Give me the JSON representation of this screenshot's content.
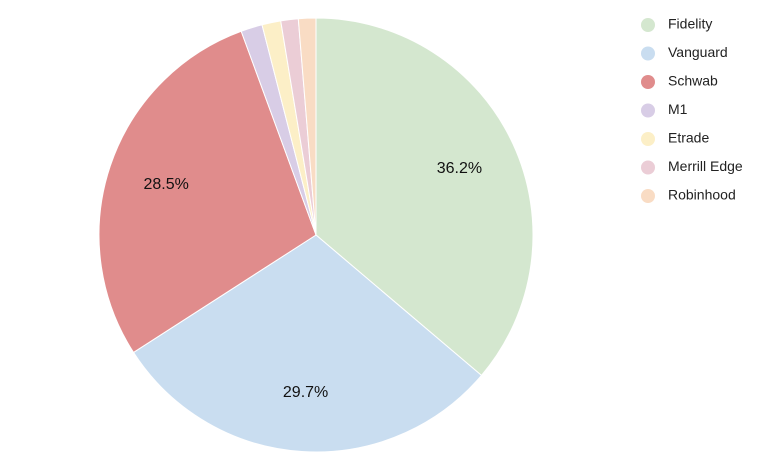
{
  "chart_data": {
    "type": "pie",
    "title": "",
    "legend_position": "right",
    "slices": [
      {
        "label": "Fidelity",
        "value": 36.2,
        "color": "#d4e7cf",
        "show_label": true
      },
      {
        "label": "Vanguard",
        "value": 29.7,
        "color": "#c9ddf0",
        "show_label": true
      },
      {
        "label": "Schwab",
        "value": 28.5,
        "color": "#e08c8c",
        "show_label": true
      },
      {
        "label": "M1",
        "value": 1.6,
        "color": "#d8cde6",
        "show_label": false
      },
      {
        "label": "Etrade",
        "value": 1.4,
        "color": "#fcefc7",
        "show_label": false
      },
      {
        "label": "Merrill Edge",
        "value": 1.3,
        "color": "#ebcdd6",
        "show_label": false
      },
      {
        "label": "Robinhood",
        "value": 1.3,
        "color": "#f9dcc4",
        "show_label": false
      }
    ]
  }
}
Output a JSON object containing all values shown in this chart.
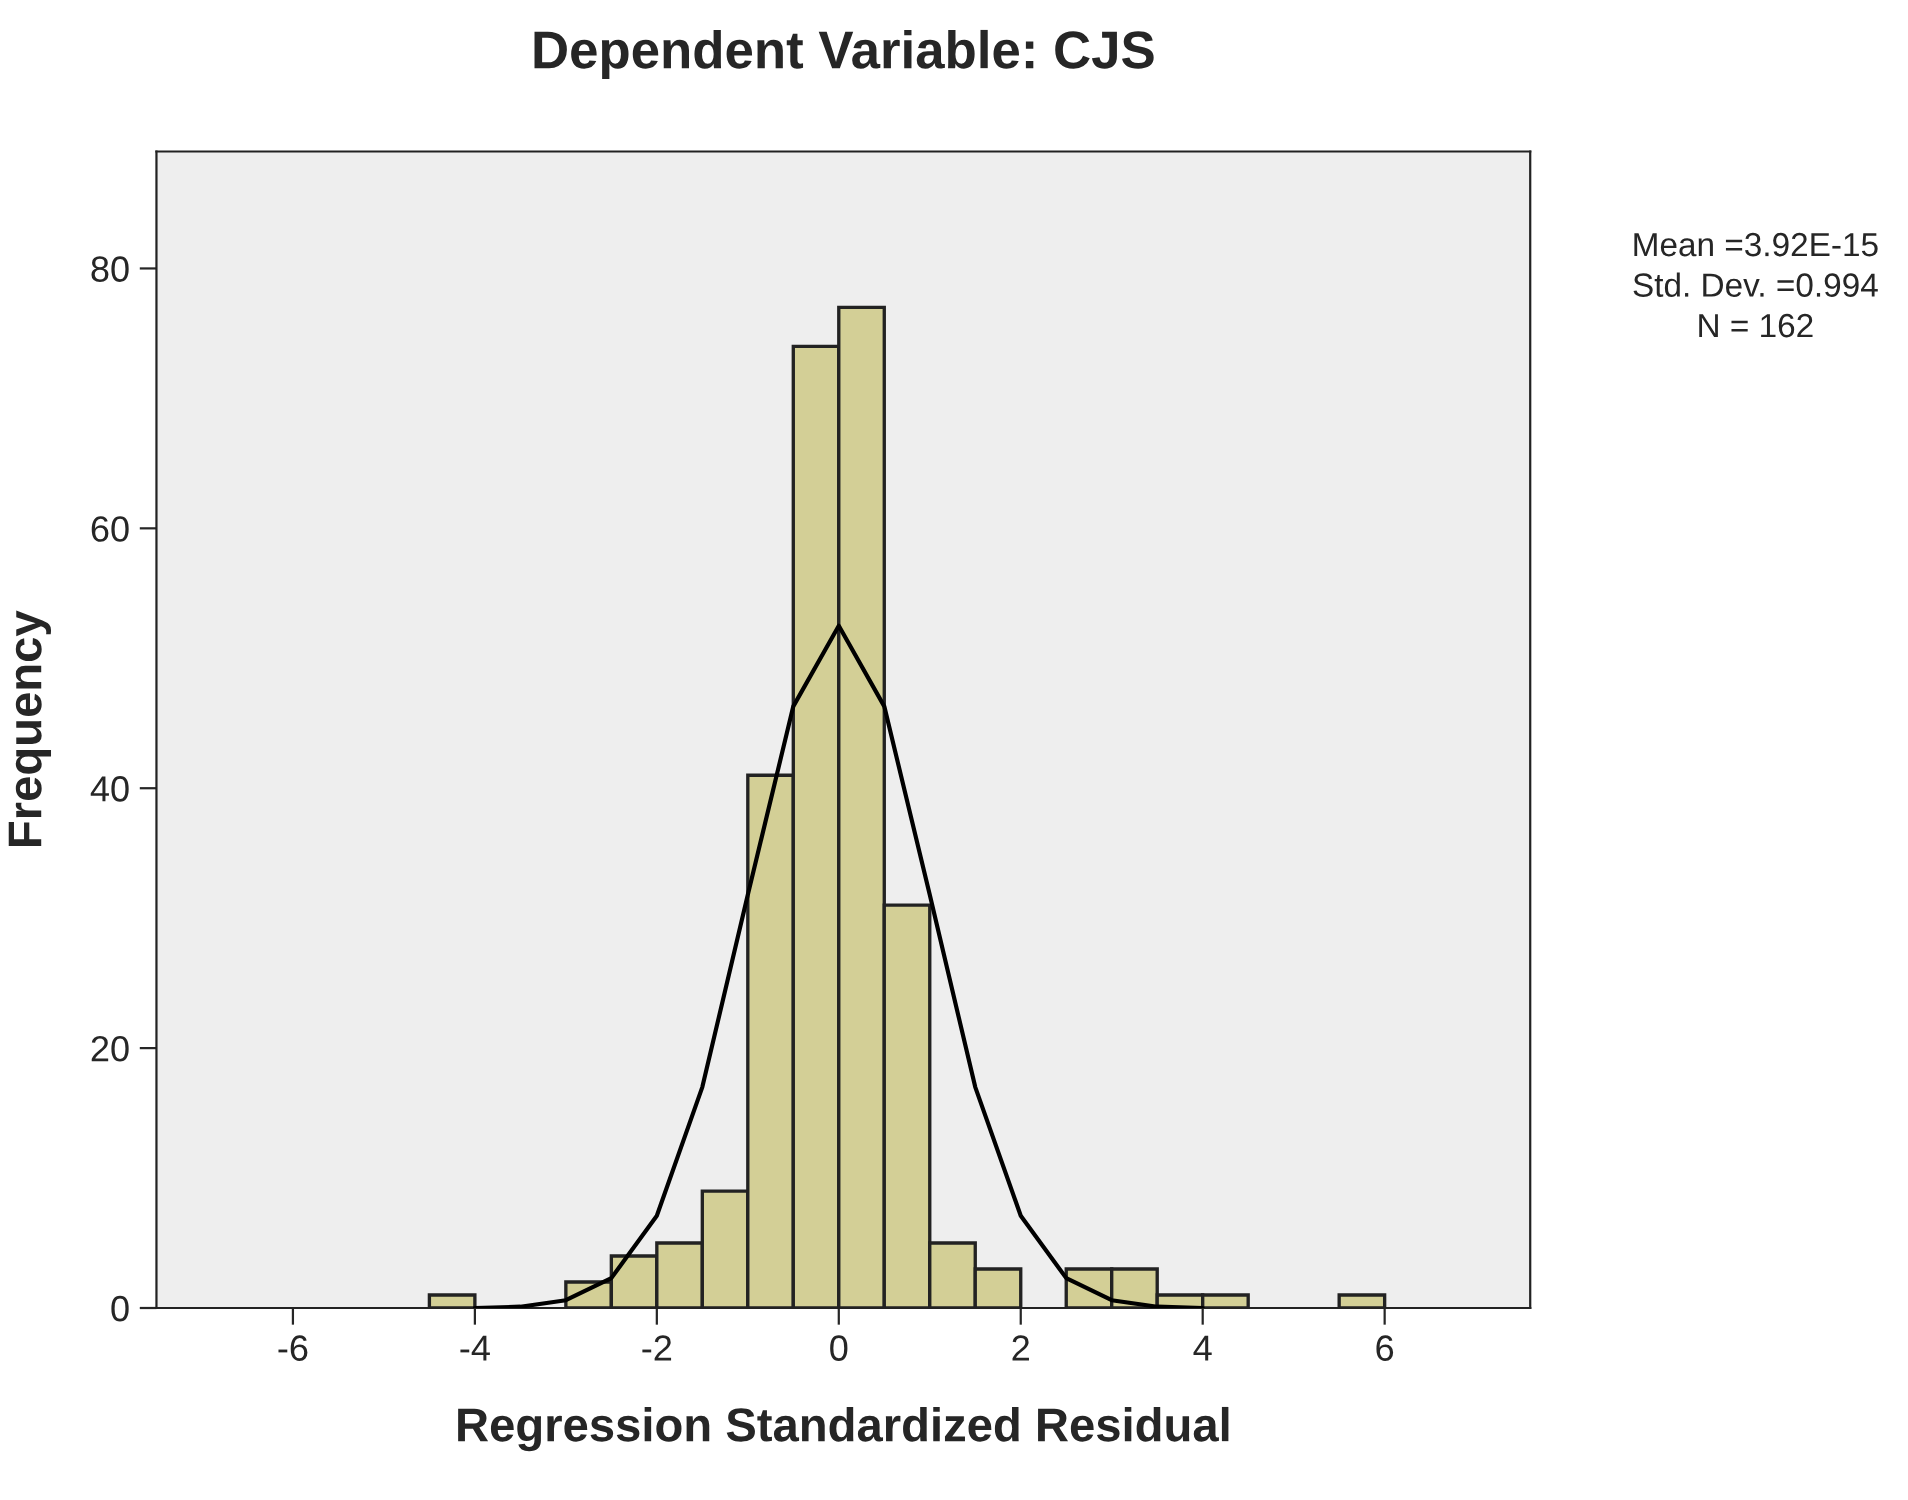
{
  "chart_data": {
    "type": "histogram",
    "title": "Dependent Variable: CJS",
    "xlabel": "Regression Standardized Residual",
    "ylabel": "Frequency",
    "series": [
      {
        "type": "histogram",
        "color": "#d3cf96",
        "bins": [
          -4.5,
          -4.0,
          -3.5,
          -3.0,
          -2.5,
          -2.0,
          -1.5,
          -1.0,
          -0.5,
          0.0,
          0.5,
          1.0,
          1.5,
          2.0,
          2.5,
          3.0,
          3.5,
          4.0,
          4.5,
          5.0,
          5.5,
          6.0
        ],
        "values": [
          1,
          0,
          0,
          2,
          4,
          5,
          9,
          41,
          74,
          77,
          31,
          5,
          3,
          0,
          3,
          3,
          1,
          1,
          0,
          0,
          1
        ]
      },
      {
        "type": "line",
        "color": "#000000",
        "x": [
          -4.0,
          -3.5,
          -3.0,
          -2.5,
          -2.0,
          -1.5,
          -1.0,
          -0.5,
          0.0,
          0.5,
          1.0,
          1.5,
          2.0,
          2.5,
          3.0,
          3.5,
          4.0
        ],
        "values": [
          0,
          0.1,
          0.6,
          2.3,
          7.1,
          17,
          31.8,
          46.3,
          52.5,
          46.3,
          31.8,
          17,
          7.1,
          2.3,
          0.6,
          0.1,
          0
        ]
      }
    ],
    "xlim": [
      -7.5,
      7.6
    ],
    "ylim": [
      0,
      89
    ],
    "xticks": [
      -6,
      -4,
      -2,
      0,
      2,
      4,
      6
    ],
    "yticks": [
      0,
      20,
      40,
      60,
      80
    ],
    "grid": false,
    "legend": false,
    "annotations": [
      "Mean =3.92E-15",
      "Std. Dev. =0.994",
      "N = 162"
    ]
  }
}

* _WHAT TO PRODUCE_
Note how many lines in the listing above hold the string "title", then give only that figure.

* _TASK SOLUTION_
2